■ Stated goal:
In the lines below, update every "row-peak-date" to "peak-date" and keep everything else the same. Leave the pictures out of your answer.

(Data listing)

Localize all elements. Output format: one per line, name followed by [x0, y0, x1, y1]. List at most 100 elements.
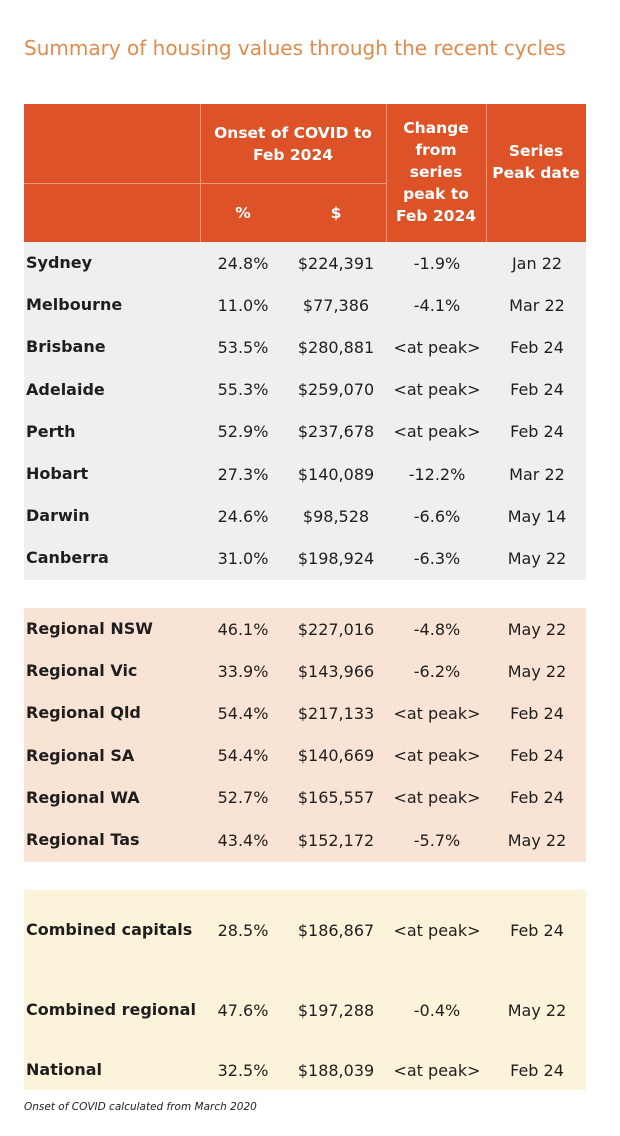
- row-pct: 52.9%: [217, 422, 269, 442]
- row-value: $152,172: [297, 830, 375, 850]
- table-row: Regional Vic 33.9% $143,966 -6.2% May 22: [24, 650, 586, 692]
- table-row: Regional NSW 46.1% $227,016 -4.8% May 22: [24, 608, 586, 650]
- row-pct: 52.7%: [217, 788, 269, 808]
- row-name: Combined capitals: [26, 920, 193, 939]
- row-value: $98,528: [302, 506, 370, 526]
- row-peak-date: May 14: [507, 506, 567, 526]
- table-row: Regional WA 52.7% $165,557 <at peak> Feb 24: [24, 777, 586, 819]
- table-row: Adelaide 55.3% $259,070 <at peak> Feb 24: [24, 369, 586, 411]
- row-change: <at peak>: [393, 788, 481, 808]
- header-divider: [200, 104, 201, 242]
- table-row: Melbourne 11.0% $77,386 -4.1% Mar 22: [24, 284, 586, 326]
- table-row: Combined capitals 28.5% $186,867 <at peak> F…: [24, 890, 586, 970]
- row-change: <at peak>: [393, 1060, 481, 1080]
- row-peak-date: Feb 24: [510, 703, 564, 723]
- capitals-block: Sydney 24.8% $224,391 -1.9% Jan 22 Melbourne 1…: [24, 242, 586, 580]
- row-pct: 53.5%: [217, 337, 269, 357]
- page-title: Summary of housing values through the re…: [24, 36, 566, 60]
- row-value: $217,133: [297, 703, 375, 723]
- table-row: Darwin 24.6% $98,528 -6.6% May 14: [24, 495, 586, 537]
- row-name: Regional Qld: [26, 703, 141, 723]
- row-pct: 46.1%: [217, 619, 269, 639]
- row-pct: 54.4%: [217, 746, 269, 766]
- row-name: National: [26, 1060, 102, 1079]
- row-change: -6.6%: [413, 506, 461, 526]
- row-value: $77,386: [302, 295, 370, 315]
- row-change: -0.4%: [413, 1000, 461, 1020]
- row-pct: 27.3%: [217, 464, 269, 484]
- row-peak-date: Feb 24: [510, 788, 564, 808]
- row-pct: 24.6%: [217, 506, 269, 526]
- header-divider: [24, 183, 386, 184]
- table-header-wrap: Onset of COVID to Feb 2024 % $ Change fr…: [24, 104, 586, 242]
- row-pct: 24.8%: [217, 253, 269, 273]
- row-peak-date: Feb 24: [510, 337, 564, 357]
- row-value: $198,924: [297, 548, 375, 568]
- footnote: Onset of COVID calculated from March 202…: [24, 1101, 257, 1113]
- row-pct: 33.9%: [217, 661, 269, 681]
- row-change: <at peak>: [393, 337, 481, 357]
- row-change: <at peak>: [393, 422, 481, 442]
- row-name: Regional SA: [26, 745, 135, 765]
- row-name: Combined regional: [26, 1000, 196, 1019]
- header-dollar: $: [330, 204, 342, 222]
- row-value: $140,089: [297, 464, 375, 484]
- row-name: Melbourne: [26, 295, 123, 315]
- row-peak-date: May 22: [507, 1000, 567, 1020]
- table-row: Regional SA 54.4% $140,669 <at peak> Feb 24: [24, 735, 586, 777]
- row-peak-date: May 22: [507, 548, 567, 568]
- row-value: $143,966: [297, 661, 375, 681]
- row-value: $165,557: [297, 788, 375, 808]
- header-onset: Onset of COVID to Feb 2024: [214, 124, 372, 164]
- row-change: -4.8%: [413, 619, 461, 639]
- row-value: $224,391: [297, 253, 375, 273]
- row-pct: 31.0%: [217, 548, 269, 568]
- row-pct: 55.3%: [217, 380, 269, 400]
- row-value: $140,669: [297, 746, 375, 766]
- table-row: Perth 52.9% $237,678 <at peak> Feb 24: [24, 411, 586, 453]
- row-value: $197,288: [297, 1000, 375, 1020]
- regionals-block: Regional NSW 46.1% $227,016 -4.8% May 22 Regi…: [24, 608, 586, 862]
- row-pct: 43.4%: [217, 830, 269, 850]
- row-peak-date: Feb 24: [510, 746, 564, 766]
- row-name: Regional Vic: [26, 661, 138, 681]
- row-name: Hobart: [26, 464, 89, 484]
- table-row: National 32.5% $188,039 <at peak> Feb 24: [24, 1050, 586, 1090]
- row-change: -4.1%: [413, 295, 461, 315]
- row-pct: 11.0%: [217, 295, 269, 315]
- row-change: <at peak>: [393, 746, 481, 766]
- row-peak-date: Feb 24: [510, 422, 564, 442]
- header-change: Change from series peak to Feb 2024: [395, 119, 477, 225]
- header-peak-date: Series Peak date: [492, 142, 580, 182]
- header-divider: [486, 104, 487, 242]
- row-peak-date: Jan 22: [511, 253, 563, 273]
- table-row: Combined regional 47.6% $197,288 -0.4% May 2…: [24, 970, 586, 1050]
- row-peak-date: Mar 22: [509, 464, 565, 484]
- row-change: -1.9%: [413, 253, 461, 273]
- row-name: Darwin: [26, 506, 90, 526]
- row-change: -6.3%: [413, 548, 461, 568]
- table-row: Brisbane 53.5% $280,881 <at peak> Feb 24: [24, 326, 586, 368]
- table-row: Regional Qld 54.4% $217,133 <at peak> Feb 24: [24, 692, 586, 734]
- row-peak-date: May 22: [507, 661, 567, 681]
- table-row: Hobart 27.3% $140,089 -12.2% Mar 22: [24, 453, 586, 495]
- row-name: Regional NSW: [26, 619, 153, 639]
- row-value: $237,678: [297, 422, 375, 442]
- row-name: Canberra: [26, 548, 109, 568]
- row-name: Perth: [26, 421, 76, 441]
- row-peak-date: Feb 24: [510, 380, 564, 400]
- table-row: Regional Tas 43.4% $152,172 -5.7% May 22: [24, 819, 586, 861]
- row-value: $188,039: [297, 1060, 375, 1080]
- header-pct: %: [235, 204, 251, 222]
- row-pct: 47.6%: [217, 1000, 269, 1020]
- row-value: $186,867: [297, 920, 375, 940]
- row-peak-date: Mar 22: [509, 295, 565, 315]
- table-header: Onset of COVID to Feb 2024 % $ Change fr…: [24, 104, 586, 242]
- row-change: -6.2%: [413, 661, 461, 681]
- row-name: Regional WA: [26, 787, 140, 807]
- row-value: $227,016: [297, 619, 375, 639]
- header-divider: [386, 104, 387, 242]
- row-peak-date: Feb 24: [510, 920, 564, 940]
- row-change: <at peak>: [393, 703, 481, 723]
- row-change: <at peak>: [393, 380, 481, 400]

■ Response to this task:
Localize all elements. Output format: one per line, name followed by [x0, y0, x1, y1]. List at most 100 elements.
- row-pct: 52.9%: [217, 422, 269, 442]
- row-value: $152,172: [297, 830, 375, 850]
- table-row: Regional Vic 33.9% $143,966 -6.2% May 22: [24, 650, 586, 692]
- table-row: Regional NSW 46.1% $227,016 -4.8% May 22: [24, 608, 586, 650]
- row-pct: 52.7%: [217, 788, 269, 808]
- row-name: Combined capitals: [26, 920, 193, 939]
- row-value: $98,528: [302, 506, 370, 526]
- peak-date: May 14: [507, 506, 567, 526]
- table-row: Regional WA 52.7% $165,557 <at peak> Feb 24: [24, 777, 586, 819]
- table-row: Adelaide 55.3% $259,070 <at peak> Feb 24: [24, 369, 586, 411]
- row-change: <at peak>: [393, 788, 481, 808]
- header-divider: [200, 104, 201, 242]
- table-row: Melbourne 11.0% $77,386 -4.1% Mar 22: [24, 284, 586, 326]
- table-row: Combined capitals 28.5% $186,867 <at peak> F…: [24, 890, 586, 970]
- row-change: <at peak>: [393, 1060, 481, 1080]
- peak-date: Feb 24: [510, 703, 564, 723]
- capitals-block: Sydney 24.8% $224,391 -1.9% Jan 22 Melbourne 1…: [24, 242, 586, 580]
- row-pct: 53.5%: [217, 337, 269, 357]
- page-title: Summary of housing values through the re…: [24, 36, 566, 60]
- row-value: $217,133: [297, 703, 375, 723]
- table-row: Darwin 24.6% $98,528 -6.6% May 14: [24, 495, 586, 537]
- row-name: Regional Qld: [26, 703, 141, 723]
- row-pct: 46.1%: [217, 619, 269, 639]
- row-pct: 54.4%: [217, 746, 269, 766]
- row-name: National: [26, 1060, 102, 1079]
- row-change: -6.6%: [413, 506, 461, 526]
- row-value: $77,386: [302, 295, 370, 315]
- row-change: -0.4%: [413, 1000, 461, 1020]
- row-pct: 27.3%: [217, 464, 269, 484]
- peak-date: Feb 24: [510, 788, 564, 808]
- row-pct: 24.6%: [217, 506, 269, 526]
- header-divider: [24, 183, 386, 184]
- table-header-wrap: Onset of COVID to Feb 2024 % $ Change fr…: [24, 104, 586, 242]
- row-pct: 24.8%: [217, 253, 269, 273]
- peak-date: Feb 24: [510, 337, 564, 357]
- row-value: $198,924: [297, 548, 375, 568]
- footnote: Onset of COVID calculated from March 202…: [24, 1101, 257, 1113]
- row-pct: 33.9%: [217, 661, 269, 681]
- row-change: <at peak>: [393, 337, 481, 357]
- row-change: <at peak>: [393, 422, 481, 442]
- row-name: Regional SA: [26, 745, 135, 765]
- row-name: Combined regional: [26, 1000, 196, 1019]
- header-dollar: $: [330, 204, 342, 222]
- row-value: $140,089: [297, 464, 375, 484]
- row-name: Melbourne: [26, 295, 123, 315]
- peak-date: May 22: [507, 1000, 567, 1020]
- table-row: Regional SA 54.4% $140,669 <at peak> Feb 24: [24, 735, 586, 777]
- peak-date: May 22: [507, 548, 567, 568]
- row-value: $143,966: [297, 661, 375, 681]
- row-value: $165,557: [297, 788, 375, 808]
- header-onset: Onset of COVID to Feb 2024: [214, 124, 372, 164]
- row-change: -4.8%: [413, 619, 461, 639]
- row-value: $224,391: [297, 253, 375, 273]
- row-pct: 31.0%: [217, 548, 269, 568]
- row-pct: 55.3%: [217, 380, 269, 400]
- row-value: $140,669: [297, 746, 375, 766]
- table-row: Perth 52.9% $237,678 <at peak> Feb 24: [24, 411, 586, 453]
- row-value: $197,288: [297, 1000, 375, 1020]
- regionals-block: Regional NSW 46.1% $227,016 -4.8% May 22 Regi…: [24, 608, 586, 862]
- row-pct: 43.4%: [217, 830, 269, 850]
- peak-date: Feb 24: [510, 746, 564, 766]
- row-name: Regional Vic: [26, 661, 138, 681]
- row-name: Hobart: [26, 464, 89, 484]
- table-row: National 32.5% $188,039 <at peak> Feb 24: [24, 1050, 586, 1090]
- row-change: -4.1%: [413, 295, 461, 315]
- row-pct: 11.0%: [217, 295, 269, 315]
- row-change: <at peak>: [393, 746, 481, 766]
- peak-date: Feb 24: [510, 422, 564, 442]
- header-change: Change from series peak to Feb 2024: [395, 119, 477, 225]
- header-peak-date: Series Peak date: [492, 142, 580, 182]
- header-divider: [486, 104, 487, 242]
- peak-date: Jan 22: [511, 253, 563, 273]
- table-row: Combined regional 47.6% $197,288 -0.4% May 2…: [24, 970, 586, 1050]
- peak-date: Mar 22: [509, 464, 565, 484]
- row-change: -1.9%: [413, 253, 461, 273]
- row-name: Darwin: [26, 506, 90, 526]
- row-change: -6.3%: [413, 548, 461, 568]
- table-row: Brisbane 53.5% $280,881 <at peak> Feb 24: [24, 326, 586, 368]
- table-row: Regional Qld 54.4% $217,133 <at peak> Feb 24: [24, 692, 586, 734]
- peak-date: May 22: [507, 661, 567, 681]
- table-row: Hobart 27.3% $140,089 -12.2% Mar 22: [24, 453, 586, 495]
- row-name: Regional NSW: [26, 619, 153, 639]
- row-value: $237,678: [297, 422, 375, 442]
- row-name: Canberra: [26, 548, 109, 568]
- row-name: Perth: [26, 421, 76, 441]
- peak-date: Feb 24: [510, 380, 564, 400]
- table-row: Regional Tas 43.4% $152,172 -5.7% May 22: [24, 819, 586, 861]
- row-value: $188,039: [297, 1060, 375, 1080]
- header-pct: %: [235, 204, 251, 222]
- row-pct: 47.6%: [217, 1000, 269, 1020]
- row-value: $186,867: [297, 920, 375, 940]
- peak-date: Mar 22: [509, 295, 565, 315]
- table-header: Onset of COVID to Feb 2024 % $ Change fr…: [24, 104, 586, 242]
- row-change: -6.2%: [413, 661, 461, 681]
- row-name: Regional WA: [26, 787, 140, 807]
- row-value: $227,016: [297, 619, 375, 639]
- header-divider: [386, 104, 387, 242]
- peak-date: Feb 24: [510, 920, 564, 940]
- row-change: <at peak>: [393, 703, 481, 723]
- row-change: <at peak>: [393, 380, 481, 400]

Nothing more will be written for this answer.